++++ Stored rows

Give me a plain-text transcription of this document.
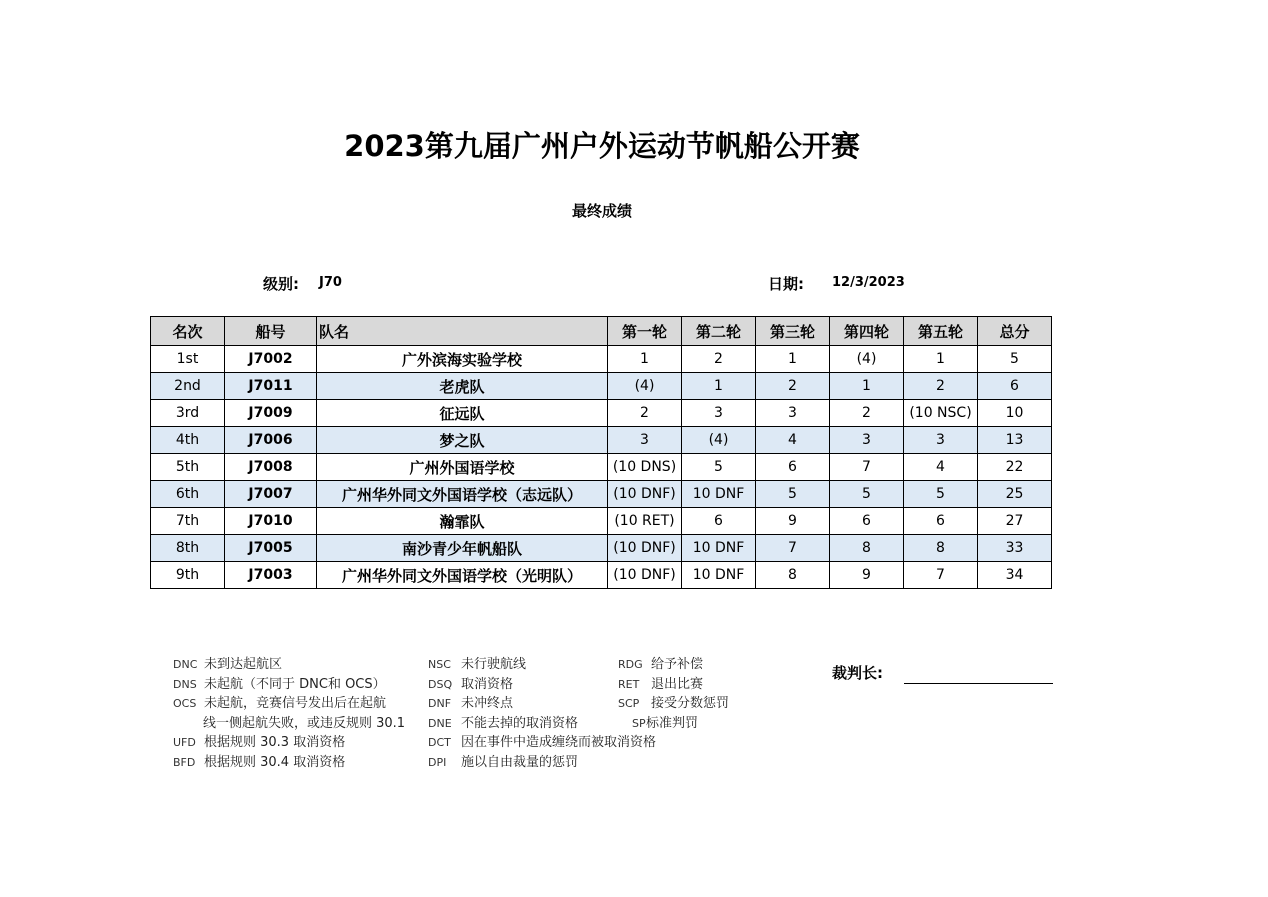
2023第九届广州户外运动节帆船公开赛
最终成绩
级别: J70	日期: 12/3/2023
名次	船号	队名	第一轮	第二轮	第三轮	第四轮	第五轮	总分
1st	J7002	广外滨海实验学校	1	2	1	(4)	1	5
2nd	J7011	老虎队	(4)	1	2	1	2	6
3rd	J7009	征远队	2	3	3	2	(10 NSC)	10
4th	J7006	梦之队	3	(4)	4	3	3	13
5th	J7008	广州外国语学校	(10 DNS)	5	6	7	4	22
6th	J7007	广州华外同文外国语学校（志远队）	(10 DNF)	10 DNF	5	5	5	25
7th	J7010	瀚霏队	(10 RET)	6	9	6	6	27
8th	J7005	南沙青少年帆船队	(10 DNF)	10 DNF	7	8	8	33
9th	J7003	广州华外同文外国语学校（光明队）	(10 DNF)	10 DNF	8	9	7	34
DNC 未到达起航区
DNS 未起航（不同于 DNC和 OCS）
OCS 未起航，竞赛信号发出后在起航
线一侧起航失败，或违反规则 30.1
UFD 根据规则 30.3 取消资格
BFD 根据规则 30.4 取消资格
NSC 未行驶航线
DSQ 取消资格
DNF 未冲终点
DNE 不能去掉的取消资格
DCT 因在事件中造成缠绕而被取消资格
DPI 施以自由裁量的惩罚
RDG 给予补偿
RET 退出比赛
SCP 接受分数惩罚
SP标准判罚
裁判长:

++++++++

Description of the task ::
Only lines with the word "广州华外同文外国语学校" should be collected from the material.

Expected answer ::
6th	J7007	广州华外同文外国语学校（志远队）	(10 DNF)	10 DNF	5	5	5	25
9th	J7003	广州华外同文外国语学校（光明队）	(10 DNF)	10 DNF	8	9	7	34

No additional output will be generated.